## What the exercise asks:
Extract each line containing the string "SDTVAR".

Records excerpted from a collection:
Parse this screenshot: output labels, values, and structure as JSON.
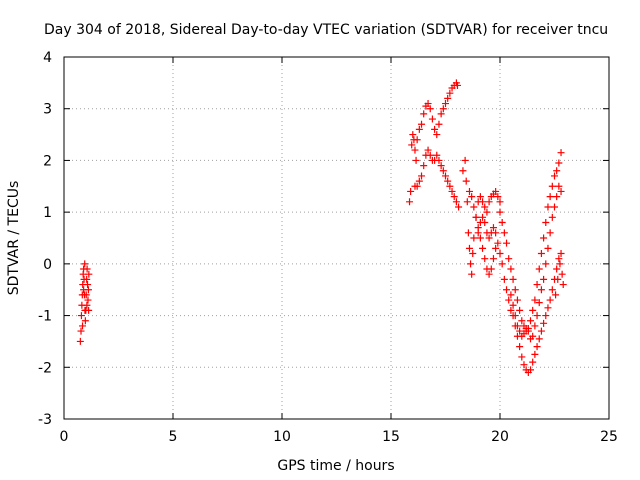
{
  "chart_data": {
    "type": "scatter",
    "title": "Day 304 of 2018, Sidereal Day-to-day VTEC variation (SDTVAR) for receiver tncu",
    "xlabel": "GPS time / hours",
    "ylabel": "SDTVAR / TECUs",
    "xlim": [
      0,
      25
    ],
    "ylim": [
      -3,
      4
    ],
    "xticks": [
      "0",
      "5",
      "10",
      "15",
      "20",
      "25"
    ],
    "yticks": [
      "-3",
      "-2",
      "-1",
      "0",
      "1",
      "2",
      "3",
      "4"
    ],
    "grid": true,
    "marker": "plus",
    "color": "#ff0000",
    "series": [
      {
        "points": [
          [
            0.75,
            -1.5
          ],
          [
            0.78,
            -1.3
          ],
          [
            0.8,
            -1.0
          ],
          [
            0.82,
            -0.8
          ],
          [
            0.84,
            -0.6
          ],
          [
            0.86,
            -0.4
          ],
          [
            0.88,
            -0.2
          ],
          [
            0.9,
            -0.1
          ],
          [
            0.92,
            -0.3
          ],
          [
            0.94,
            -0.6
          ],
          [
            0.96,
            -0.9
          ],
          [
            0.98,
            -1.1
          ],
          [
            1.0,
            -0.9
          ],
          [
            1.02,
            -0.6
          ],
          [
            1.04,
            -0.3
          ],
          [
            1.06,
            -0.1
          ],
          [
            1.08,
            -0.4
          ],
          [
            1.1,
            -0.7
          ],
          [
            1.12,
            -0.5
          ],
          [
            1.14,
            -0.2
          ],
          [
            0.85,
            -1.2
          ],
          [
            0.95,
            0.0
          ],
          [
            1.05,
            -0.8
          ],
          [
            1.13,
            -0.9
          ],
          [
            0.9,
            -0.5
          ],
          [
            15.85,
            1.2
          ],
          [
            15.9,
            1.4
          ],
          [
            15.95,
            2.3
          ],
          [
            16.0,
            2.5
          ],
          [
            16.05,
            2.4
          ],
          [
            16.1,
            2.2
          ],
          [
            16.15,
            2.0
          ],
          [
            16.2,
            2.4
          ],
          [
            16.3,
            2.6
          ],
          [
            16.4,
            2.7
          ],
          [
            16.5,
            2.9
          ],
          [
            16.6,
            3.05
          ],
          [
            16.7,
            3.1
          ],
          [
            16.8,
            3.0
          ],
          [
            16.9,
            2.8
          ],
          [
            17.0,
            2.6
          ],
          [
            17.1,
            2.5
          ],
          [
            17.2,
            2.7
          ],
          [
            17.3,
            2.9
          ],
          [
            17.4,
            3.0
          ],
          [
            17.5,
            3.1
          ],
          [
            17.6,
            3.2
          ],
          [
            17.7,
            3.3
          ],
          [
            17.8,
            3.4
          ],
          [
            17.9,
            3.45
          ],
          [
            18.0,
            3.5
          ],
          [
            18.05,
            3.45
          ],
          [
            16.1,
            1.5
          ],
          [
            16.2,
            1.5
          ],
          [
            16.3,
            1.6
          ],
          [
            16.4,
            1.7
          ],
          [
            16.5,
            1.9
          ],
          [
            16.6,
            2.1
          ],
          [
            16.7,
            2.2
          ],
          [
            16.8,
            2.1
          ],
          [
            16.9,
            2.0
          ],
          [
            17.0,
            2.0
          ],
          [
            17.1,
            2.1
          ],
          [
            17.2,
            2.0
          ],
          [
            17.3,
            1.9
          ],
          [
            17.4,
            1.8
          ],
          [
            17.5,
            1.7
          ],
          [
            17.6,
            1.6
          ],
          [
            17.7,
            1.5
          ],
          [
            17.8,
            1.4
          ],
          [
            17.9,
            1.3
          ],
          [
            18.0,
            1.2
          ],
          [
            18.1,
            1.1
          ],
          [
            18.3,
            1.8
          ],
          [
            18.4,
            2.0
          ],
          [
            18.45,
            1.6
          ],
          [
            18.5,
            1.2
          ],
          [
            18.55,
            0.6
          ],
          [
            18.6,
            0.3
          ],
          [
            18.65,
            0.0
          ],
          [
            18.7,
            -0.2
          ],
          [
            18.75,
            0.2
          ],
          [
            18.8,
            0.5
          ],
          [
            18.9,
            0.9
          ],
          [
            19.0,
            1.2
          ],
          [
            19.1,
            1.3
          ],
          [
            19.2,
            1.2
          ],
          [
            19.3,
            1.1
          ],
          [
            19.4,
            1.0
          ],
          [
            19.5,
            1.2
          ],
          [
            19.6,
            1.3
          ],
          [
            19.7,
            1.35
          ],
          [
            19.8,
            1.4
          ],
          [
            19.9,
            1.3
          ],
          [
            20.0,
            1.2
          ],
          [
            18.6,
            1.4
          ],
          [
            18.7,
            1.3
          ],
          [
            18.8,
            1.1
          ],
          [
            18.9,
            0.9
          ],
          [
            19.0,
            0.7
          ],
          [
            19.1,
            0.5
          ],
          [
            19.2,
            0.3
          ],
          [
            19.3,
            0.1
          ],
          [
            19.4,
            -0.1
          ],
          [
            19.5,
            -0.2
          ],
          [
            19.6,
            -0.1
          ],
          [
            19.7,
            0.1
          ],
          [
            19.8,
            0.3
          ],
          [
            19.0,
            0.6
          ],
          [
            19.1,
            0.8
          ],
          [
            19.2,
            0.9
          ],
          [
            19.3,
            0.8
          ],
          [
            19.4,
            0.6
          ],
          [
            19.5,
            0.5
          ],
          [
            19.6,
            0.6
          ],
          [
            19.7,
            0.7
          ],
          [
            19.8,
            0.6
          ],
          [
            19.9,
            0.4
          ],
          [
            20.0,
            0.2
          ],
          [
            20.1,
            0.0
          ],
          [
            20.2,
            -0.3
          ],
          [
            20.3,
            -0.5
          ],
          [
            20.4,
            -0.7
          ],
          [
            20.5,
            -0.9
          ],
          [
            20.6,
            -1.0
          ],
          [
            20.7,
            -1.2
          ],
          [
            20.8,
            -1.4
          ],
          [
            20.9,
            -1.6
          ],
          [
            21.0,
            -1.8
          ],
          [
            21.1,
            -1.95
          ],
          [
            21.2,
            -2.05
          ],
          [
            21.3,
            -2.1
          ],
          [
            21.4,
            -2.05
          ],
          [
            21.5,
            -1.9
          ],
          [
            21.6,
            -1.75
          ],
          [
            21.7,
            -1.6
          ],
          [
            21.8,
            -1.45
          ],
          [
            21.9,
            -1.3
          ],
          [
            22.0,
            -1.15
          ],
          [
            22.1,
            -1.0
          ],
          [
            22.2,
            -0.85
          ],
          [
            22.3,
            -0.7
          ],
          [
            20.0,
            1.0
          ],
          [
            20.1,
            0.8
          ],
          [
            20.2,
            0.6
          ],
          [
            20.3,
            0.4
          ],
          [
            20.4,
            0.1
          ],
          [
            20.5,
            -0.1
          ],
          [
            20.6,
            -0.3
          ],
          [
            20.7,
            -0.5
          ],
          [
            20.8,
            -0.7
          ],
          [
            20.9,
            -0.9
          ],
          [
            21.0,
            -1.1
          ],
          [
            21.1,
            -1.2
          ],
          [
            21.2,
            -1.3
          ],
          [
            21.3,
            -1.25
          ],
          [
            21.4,
            -1.1
          ],
          [
            21.5,
            -0.9
          ],
          [
            21.6,
            -0.7
          ],
          [
            21.7,
            -0.4
          ],
          [
            21.8,
            -0.1
          ],
          [
            21.9,
            0.2
          ],
          [
            22.0,
            0.5
          ],
          [
            22.1,
            0.8
          ],
          [
            22.2,
            1.1
          ],
          [
            22.3,
            1.3
          ],
          [
            22.4,
            1.5
          ],
          [
            22.5,
            1.7
          ],
          [
            22.6,
            1.8
          ],
          [
            22.7,
            1.95
          ],
          [
            22.8,
            2.15
          ],
          [
            20.5,
            -0.6
          ],
          [
            20.6,
            -0.8
          ],
          [
            20.7,
            -1.0
          ],
          [
            20.8,
            -1.2
          ],
          [
            20.9,
            -1.3
          ],
          [
            21.0,
            -1.4
          ],
          [
            21.1,
            -1.35
          ],
          [
            21.2,
            -1.25
          ],
          [
            21.3,
            -1.3
          ],
          [
            21.4,
            -1.45
          ],
          [
            21.5,
            -1.4
          ],
          [
            21.6,
            -1.2
          ],
          [
            21.7,
            -1.0
          ],
          [
            21.8,
            -0.75
          ],
          [
            21.9,
            -0.5
          ],
          [
            22.0,
            -0.3
          ],
          [
            22.1,
            0.0
          ],
          [
            22.2,
            0.3
          ],
          [
            22.3,
            0.6
          ],
          [
            22.4,
            0.9
          ],
          [
            22.5,
            1.1
          ],
          [
            22.6,
            1.3
          ],
          [
            22.7,
            1.5
          ],
          [
            22.8,
            1.4
          ],
          [
            22.4,
            -0.5
          ],
          [
            22.5,
            -0.3
          ],
          [
            22.6,
            -0.1
          ],
          [
            22.7,
            0.1
          ],
          [
            22.8,
            0.2
          ],
          [
            22.85,
            -0.2
          ],
          [
            22.9,
            -0.4
          ],
          [
            22.75,
            0.0
          ],
          [
            22.65,
            -0.3
          ],
          [
            22.55,
            -0.6
          ]
        ]
      }
    ]
  }
}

## Expected answer:
    "title": "Day 304 of 2018, Sidereal Day-to-day VTEC variation (SDTVAR) for receiver tncu",
    "ylabel": "SDTVAR / TECUs",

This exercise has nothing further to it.